Records to use.
================================

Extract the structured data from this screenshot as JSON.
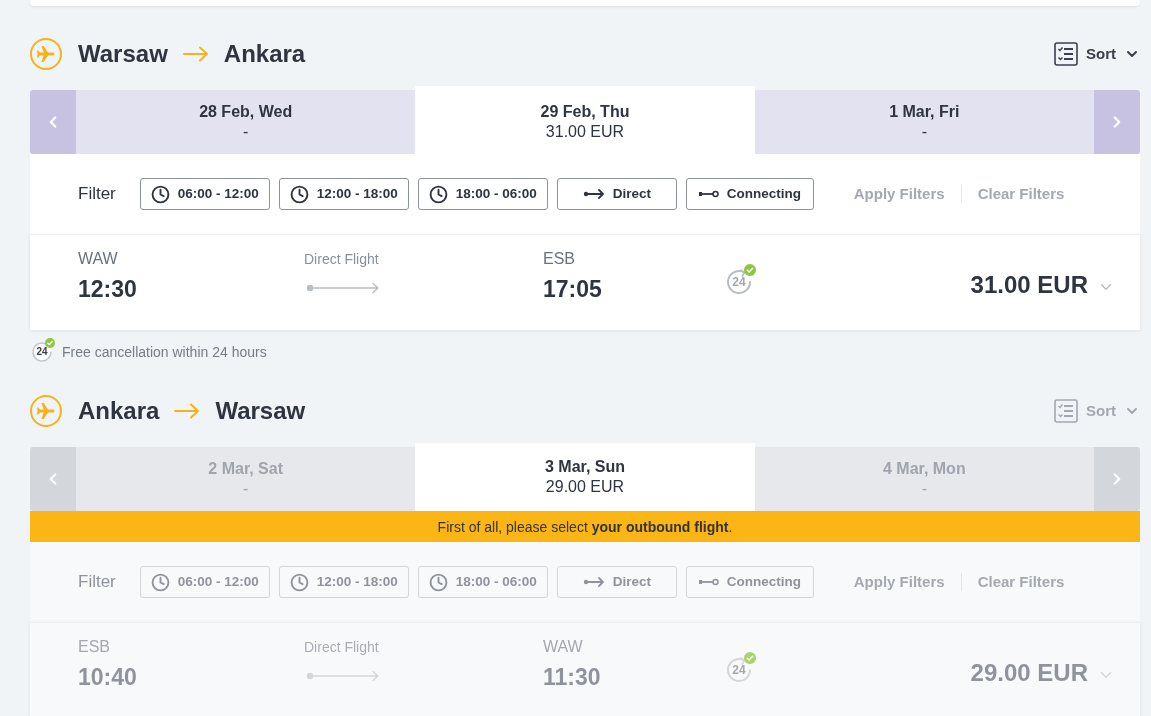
{
  "legs": [
    {
      "from": "Warsaw",
      "to": "Ankara",
      "disabled": false,
      "sort": "Sort",
      "dates": [
        {
          "date": "28 Feb, Wed",
          "price": "-",
          "selected": false
        },
        {
          "date": "29 Feb, Thu",
          "price": "31.00 EUR",
          "selected": true
        },
        {
          "date": "1 Mar, Fri",
          "price": "-",
          "selected": false
        }
      ],
      "filter": {
        "label": "Filter",
        "options": [
          {
            "kind": "time",
            "label": "06:00 - 12:00"
          },
          {
            "kind": "time",
            "label": "12:00 - 18:00"
          },
          {
            "kind": "time",
            "label": "18:00 - 06:00"
          },
          {
            "kind": "direct",
            "label": "Direct"
          },
          {
            "kind": "connecting",
            "label": "Connecting"
          }
        ],
        "actions": [
          {
            "label": "Apply Filters",
            "disabled": true
          },
          {
            "label": "Clear Filters",
            "disabled": true
          }
        ]
      },
      "flights": [
        {
          "origin": "WAW",
          "departure": "12:30",
          "route": "Direct Flight",
          "destination": "ESB",
          "arrival": "17:05",
          "cancellation_badge": "24",
          "price": "31.00 EUR"
        }
      ],
      "note": {
        "badge": "24",
        "text": "Free cancellation within 24 hours"
      }
    },
    {
      "from": "Ankara",
      "to": "Warsaw",
      "disabled": true,
      "sort": "Sort",
      "dates": [
        {
          "date": "2 Mar, Sat",
          "price": "-",
          "selected": false
        },
        {
          "date": "3 Mar, Sun",
          "price": "29.00 EUR",
          "selected": true
        },
        {
          "date": "4 Mar, Mon",
          "price": "-",
          "selected": false
        }
      ],
      "notice": "First of all, please select **your outbound flight**.",
      "filter": {
        "label": "Filter",
        "options": [
          {
            "kind": "time",
            "label": "06:00 - 12:00"
          },
          {
            "kind": "time",
            "label": "12:00 - 18:00"
          },
          {
            "kind": "time",
            "label": "18:00 - 06:00"
          },
          {
            "kind": "direct",
            "label": "Direct"
          },
          {
            "kind": "connecting",
            "label": "Connecting"
          }
        ],
        "actions": [
          {
            "label": "Apply Filters",
            "disabled": true
          },
          {
            "label": "Clear Filters",
            "disabled": true
          }
        ]
      },
      "flights": [
        {
          "origin": "ESB",
          "departure": "10:40",
          "route": "Direct Flight",
          "destination": "WAW",
          "arrival": "11:30",
          "cancellation_badge": "24",
          "price": "29.00 EUR"
        }
      ]
    }
  ]
}
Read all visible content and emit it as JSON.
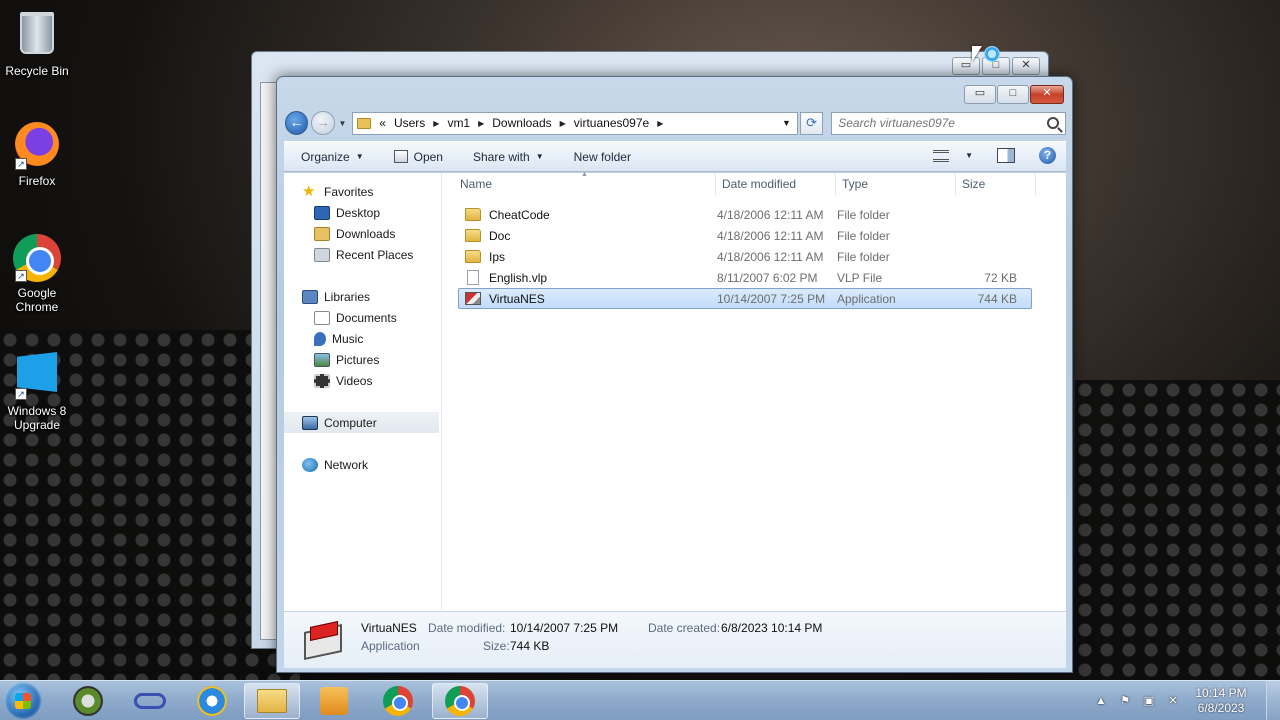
{
  "desktop": {
    "icons": [
      {
        "label": "Recycle Bin",
        "icon": "recycle-bin-icon"
      },
      {
        "label": "Firefox",
        "icon": "firefox-icon"
      },
      {
        "label": "Google Chrome",
        "icon": "chrome-icon"
      },
      {
        "label": "Windows 8 Upgrade",
        "icon": "windows8-icon"
      }
    ]
  },
  "window": {
    "controls": {
      "minimize": "▭",
      "maximize": "□",
      "close": "✕"
    },
    "address": {
      "prefix": "«",
      "crumbs": [
        "Users",
        "vm1",
        "Downloads",
        "virtuanes097e"
      ]
    },
    "search": {
      "placeholder": "Search virtuanes097e"
    },
    "toolbar": {
      "organize": "Organize",
      "open": "Open",
      "share_with": "Share with",
      "new_folder": "New folder"
    },
    "nav_pane": {
      "favorites": "Favorites",
      "favorites_items": [
        "Desktop",
        "Downloads",
        "Recent Places"
      ],
      "libraries": "Libraries",
      "libraries_items": [
        "Documents",
        "Music",
        "Pictures",
        "Videos"
      ],
      "computer": "Computer",
      "network": "Network"
    },
    "columns": {
      "name": "Name",
      "date": "Date modified",
      "type": "Type",
      "size": "Size"
    },
    "files": [
      {
        "name": "CheatCode",
        "date": "4/18/2006 12:11 AM",
        "type": "File folder",
        "size": "",
        "icon": "folder-icon"
      },
      {
        "name": "Doc",
        "date": "4/18/2006 12:11 AM",
        "type": "File folder",
        "size": "",
        "icon": "folder-icon"
      },
      {
        "name": "Ips",
        "date": "4/18/2006 12:11 AM",
        "type": "File folder",
        "size": "",
        "icon": "folder-icon"
      },
      {
        "name": "English.vlp",
        "date": "8/11/2007 6:02 PM",
        "type": "VLP File",
        "size": "72 KB",
        "icon": "file-icon"
      },
      {
        "name": "VirtuaNES",
        "date": "10/14/2007 7:25 PM",
        "type": "Application",
        "size": "744 KB",
        "icon": "app-icon",
        "selected": true
      }
    ],
    "details": {
      "name": "VirtuaNES",
      "type": "Application",
      "date_modified_label": "Date modified:",
      "date_modified": "10/14/2007 7:25 PM",
      "date_created_label": "Date created:",
      "date_created": "6/8/2023 10:14 PM",
      "size_label": "Size:",
      "size": "744 KB"
    }
  },
  "taskbar": {
    "clock_time": "10:14 PM",
    "clock_date": "6/8/2023"
  }
}
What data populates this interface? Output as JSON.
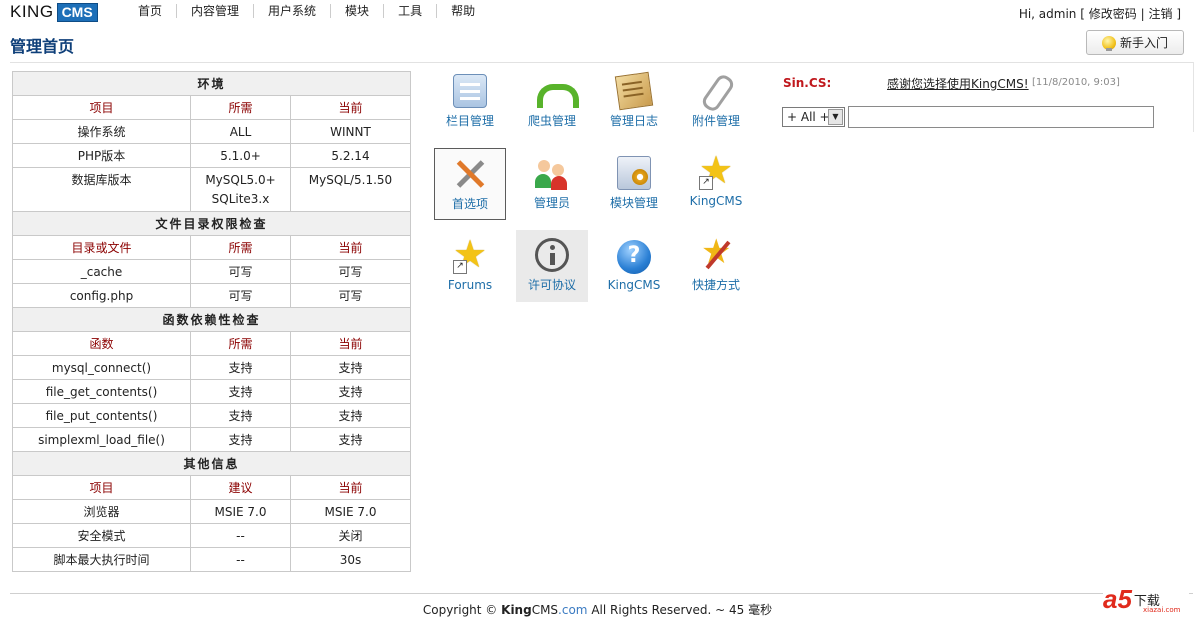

================================

Given instruction. Identify how many lines in the entries above contain the word "this" and provide only that figure.

Solution. 2